• _To do_
Retype each entry below, keeping every character the same.
--- START OF Data extract ---
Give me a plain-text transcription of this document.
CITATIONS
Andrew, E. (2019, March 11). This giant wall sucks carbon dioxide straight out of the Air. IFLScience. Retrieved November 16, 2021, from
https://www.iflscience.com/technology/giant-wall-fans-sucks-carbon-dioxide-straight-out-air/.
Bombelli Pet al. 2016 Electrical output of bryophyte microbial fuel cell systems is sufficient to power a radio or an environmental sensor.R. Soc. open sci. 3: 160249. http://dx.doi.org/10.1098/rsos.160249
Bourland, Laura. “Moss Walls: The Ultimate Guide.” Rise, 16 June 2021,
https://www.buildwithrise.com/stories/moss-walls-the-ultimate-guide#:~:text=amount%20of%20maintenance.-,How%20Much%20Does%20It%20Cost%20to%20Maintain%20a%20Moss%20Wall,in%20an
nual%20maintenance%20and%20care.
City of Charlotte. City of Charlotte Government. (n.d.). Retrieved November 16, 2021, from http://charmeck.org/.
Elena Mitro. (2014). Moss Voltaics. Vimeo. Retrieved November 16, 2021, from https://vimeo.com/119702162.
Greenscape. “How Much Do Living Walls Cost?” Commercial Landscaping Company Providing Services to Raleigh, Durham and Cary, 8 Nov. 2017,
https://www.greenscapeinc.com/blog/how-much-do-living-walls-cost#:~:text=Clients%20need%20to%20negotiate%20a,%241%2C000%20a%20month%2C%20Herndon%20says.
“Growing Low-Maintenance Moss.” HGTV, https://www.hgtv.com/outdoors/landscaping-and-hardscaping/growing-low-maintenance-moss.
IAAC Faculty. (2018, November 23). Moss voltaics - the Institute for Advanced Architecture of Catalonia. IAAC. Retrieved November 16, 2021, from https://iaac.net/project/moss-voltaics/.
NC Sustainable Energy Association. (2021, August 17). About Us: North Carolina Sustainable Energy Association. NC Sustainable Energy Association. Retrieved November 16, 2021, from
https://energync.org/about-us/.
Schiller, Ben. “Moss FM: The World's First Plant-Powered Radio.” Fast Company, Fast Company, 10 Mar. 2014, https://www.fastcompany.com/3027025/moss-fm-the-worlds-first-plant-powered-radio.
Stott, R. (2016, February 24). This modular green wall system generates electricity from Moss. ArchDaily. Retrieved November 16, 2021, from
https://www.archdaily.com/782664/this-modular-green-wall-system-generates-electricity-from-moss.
--- END OF Data extract ---
• _Output_
Give me a plain-text transcription of this document.
CITATIONS
Andrew, E. (2019, March 11). This giant wall sucks carbon dioxide straight out of the Air. IFLScience. Retrieved November 16, 2021, from
https://www.iflscience.com/technology/giant-wall-fans-sucks-carbon-dioxide-straight-out-air/.
Bombelli Pet al. 2016 Electrical output of bryophyte microbial fuel cell systems is sufficient to power a radio or an environmental sensor.R. Soc. open sci. 3: 160249. http://dx.doi.org/10.1098/rsos.160249
Bourland, Laura. “Moss Walls: The Ultimate Guide.” Rise, 16 June 2021,
https://www.buildwithrise.com/stories/moss-walls-the-ultimate-guide#:~:text=amount%20of%20maintenance.-,How%20Much%20Does%20It%20Cost%20to%20Maintain%20a%20Moss%20Wall,in%20an
nual%20maintenance%20and%20care.
City of Charlotte. City of Charlotte Government. (n.d.). Retrieved November 16, 2021, from http://charmeck.org/.
Elena Mitro. (2014). Moss Voltaics. Vimeo. Retrieved November 16, 2021, from https://vimeo.com/119702162.
Greenscape. “How Much Do Living Walls Cost?” Commercial Landscaping Company Providing Services to Raleigh, Durham and Cary, 8 Nov. 2017,
https://www.greenscapeinc.com/blog/how-much-do-living-walls-cost#:~:text=Clients%20need%20to%20negotiate%20a,%241%2C000%20a%20month%2C%20Herndon%20says.
“Growing Low-Maintenance Moss.” HGTV, https://www.hgtv.com/outdoors/landscaping-and-hardscaping/growing-low-maintenance-moss.
IAAC Faculty. (2018, November 23). Moss voltaics - the Institute for Advanced Architecture of Catalonia. IAAC. Retrieved November 16, 2021, from https://iaac.net/project/moss-voltaics/.
NC Sustainable Energy Association. (2021, August 17). About Us: North Carolina Sustainable Energy Association. NC Sustainable Energy Association. Retrieved November 16, 2021, from
https://energync.org/about-us/.
Schiller, Ben. “Moss FM: The World's First Plant-Powered Radio.” Fast Company, Fast Company, 10 Mar. 2014, https://www.fastcompany.com/3027025/moss-fm-the-worlds-first-plant-powered-radio.
Stott, R. (2016, February 24). This modular green wall system generates electricity from Moss. ArchDaily. Retrieved November 16, 2021, from
https://www.archdaily.com/782664/this-modular-green-wall-system-generates-electricity-from-moss.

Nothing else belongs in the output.